STATED TASK. Please set down the listing below word for word, from its first line up to and including the line that contains "x-axis-label-main: δ bbox=[321, 437, 334, 461]".

*** DATASET ROWS

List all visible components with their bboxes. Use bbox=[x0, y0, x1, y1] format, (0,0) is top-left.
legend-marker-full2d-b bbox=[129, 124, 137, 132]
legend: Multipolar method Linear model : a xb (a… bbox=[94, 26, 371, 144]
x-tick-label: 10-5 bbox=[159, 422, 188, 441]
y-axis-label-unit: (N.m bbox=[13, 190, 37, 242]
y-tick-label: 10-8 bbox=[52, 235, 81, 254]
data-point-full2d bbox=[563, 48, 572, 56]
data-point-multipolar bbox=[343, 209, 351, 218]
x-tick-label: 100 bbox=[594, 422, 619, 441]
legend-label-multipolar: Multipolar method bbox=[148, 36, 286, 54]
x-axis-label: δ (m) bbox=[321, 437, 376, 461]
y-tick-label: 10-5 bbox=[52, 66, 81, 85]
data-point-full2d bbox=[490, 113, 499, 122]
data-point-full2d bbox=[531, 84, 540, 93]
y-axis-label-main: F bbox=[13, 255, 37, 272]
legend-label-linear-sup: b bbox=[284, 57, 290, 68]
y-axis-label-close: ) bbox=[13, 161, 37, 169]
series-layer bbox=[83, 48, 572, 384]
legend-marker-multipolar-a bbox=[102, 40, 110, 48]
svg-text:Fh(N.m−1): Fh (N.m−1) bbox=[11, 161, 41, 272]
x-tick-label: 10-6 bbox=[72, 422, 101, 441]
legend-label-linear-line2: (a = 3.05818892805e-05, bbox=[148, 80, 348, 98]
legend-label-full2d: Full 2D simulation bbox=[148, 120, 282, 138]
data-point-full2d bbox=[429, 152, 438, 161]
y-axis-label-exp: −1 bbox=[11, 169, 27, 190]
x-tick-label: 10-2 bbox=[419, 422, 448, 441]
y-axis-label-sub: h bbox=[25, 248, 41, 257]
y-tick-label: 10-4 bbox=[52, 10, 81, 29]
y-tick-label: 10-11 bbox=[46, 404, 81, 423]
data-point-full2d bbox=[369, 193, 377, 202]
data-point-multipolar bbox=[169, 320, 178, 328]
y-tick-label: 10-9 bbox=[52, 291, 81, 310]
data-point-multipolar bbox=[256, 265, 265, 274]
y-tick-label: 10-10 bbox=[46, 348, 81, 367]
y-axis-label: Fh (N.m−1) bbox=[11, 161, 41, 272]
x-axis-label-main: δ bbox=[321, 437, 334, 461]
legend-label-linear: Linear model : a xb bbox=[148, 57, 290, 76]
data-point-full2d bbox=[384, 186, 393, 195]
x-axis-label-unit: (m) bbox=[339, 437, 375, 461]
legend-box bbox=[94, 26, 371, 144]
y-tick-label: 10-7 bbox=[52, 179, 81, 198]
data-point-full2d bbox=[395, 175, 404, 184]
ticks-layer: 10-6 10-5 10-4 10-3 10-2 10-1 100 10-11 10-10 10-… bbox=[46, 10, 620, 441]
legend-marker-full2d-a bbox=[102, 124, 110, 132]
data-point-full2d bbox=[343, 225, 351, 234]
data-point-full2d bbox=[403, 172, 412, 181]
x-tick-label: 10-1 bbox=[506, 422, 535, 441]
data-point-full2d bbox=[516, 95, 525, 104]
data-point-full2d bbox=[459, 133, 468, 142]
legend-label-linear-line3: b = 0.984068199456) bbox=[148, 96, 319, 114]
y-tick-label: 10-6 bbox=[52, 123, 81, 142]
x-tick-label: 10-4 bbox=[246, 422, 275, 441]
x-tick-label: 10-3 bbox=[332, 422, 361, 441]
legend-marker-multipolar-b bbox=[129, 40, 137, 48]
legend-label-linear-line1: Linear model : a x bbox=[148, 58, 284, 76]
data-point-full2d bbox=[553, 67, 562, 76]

******

RESULT.
List all visible components with their bboxes. Use bbox=[x0, y0, x1, y1] format, (0,0) is top-left.
legend-marker-full2d-b bbox=[129, 124, 137, 132]
legend: Multipolar method Linear model : a xb (a… bbox=[94, 26, 371, 144]
x-tick-label: 10-5 bbox=[159, 422, 188, 441]
y-axis-label-unit: (N.m bbox=[13, 190, 37, 242]
y-tick-label: 10-8 bbox=[52, 235, 81, 254]
data-point-full2d bbox=[563, 48, 572, 56]
data-point-multipolar bbox=[343, 209, 351, 218]
x-tick-label: 100 bbox=[594, 422, 619, 441]
legend-label-multipolar: Multipolar method bbox=[148, 36, 286, 54]
x-axis-label: δ (m) bbox=[321, 437, 376, 461]
y-tick-label: 10-5 bbox=[52, 66, 81, 85]
data-point-full2d bbox=[490, 113, 499, 122]
data-point-full2d bbox=[531, 84, 540, 93]
y-axis-label-main: F bbox=[13, 255, 37, 272]
legend-label-linear-sup: b bbox=[284, 57, 290, 68]
y-axis-label-close: ) bbox=[13, 161, 37, 169]
series-layer bbox=[83, 48, 572, 384]
legend-marker-multipolar-a bbox=[102, 40, 110, 48]
svg-text:Fh(N.m−1): Fh (N.m−1) bbox=[11, 161, 41, 272]
x-tick-label: 10-6 bbox=[72, 422, 101, 441]
legend-label-linear-line2: (a = 3.05818892805e-05, bbox=[148, 80, 348, 98]
legend-label-full2d: Full 2D simulation bbox=[148, 120, 282, 138]
data-point-full2d bbox=[429, 152, 438, 161]
y-axis-label-exp: −1 bbox=[11, 169, 27, 190]
x-tick-label: 10-2 bbox=[419, 422, 448, 441]
y-axis-label-sub: h bbox=[25, 248, 41, 257]
y-tick-label: 10-4 bbox=[52, 10, 81, 29]
y-tick-label: 10-11 bbox=[46, 404, 81, 423]
data-point-full2d bbox=[369, 193, 377, 202]
data-point-multipolar bbox=[169, 320, 178, 328]
y-tick-label: 10-9 bbox=[52, 291, 81, 310]
data-point-multipolar bbox=[256, 265, 265, 274]
y-tick-label: 10-10 bbox=[46, 348, 81, 367]
y-axis-label: Fh (N.m−1) bbox=[11, 161, 41, 272]
x-axis-label-main: δ bbox=[321, 437, 334, 461]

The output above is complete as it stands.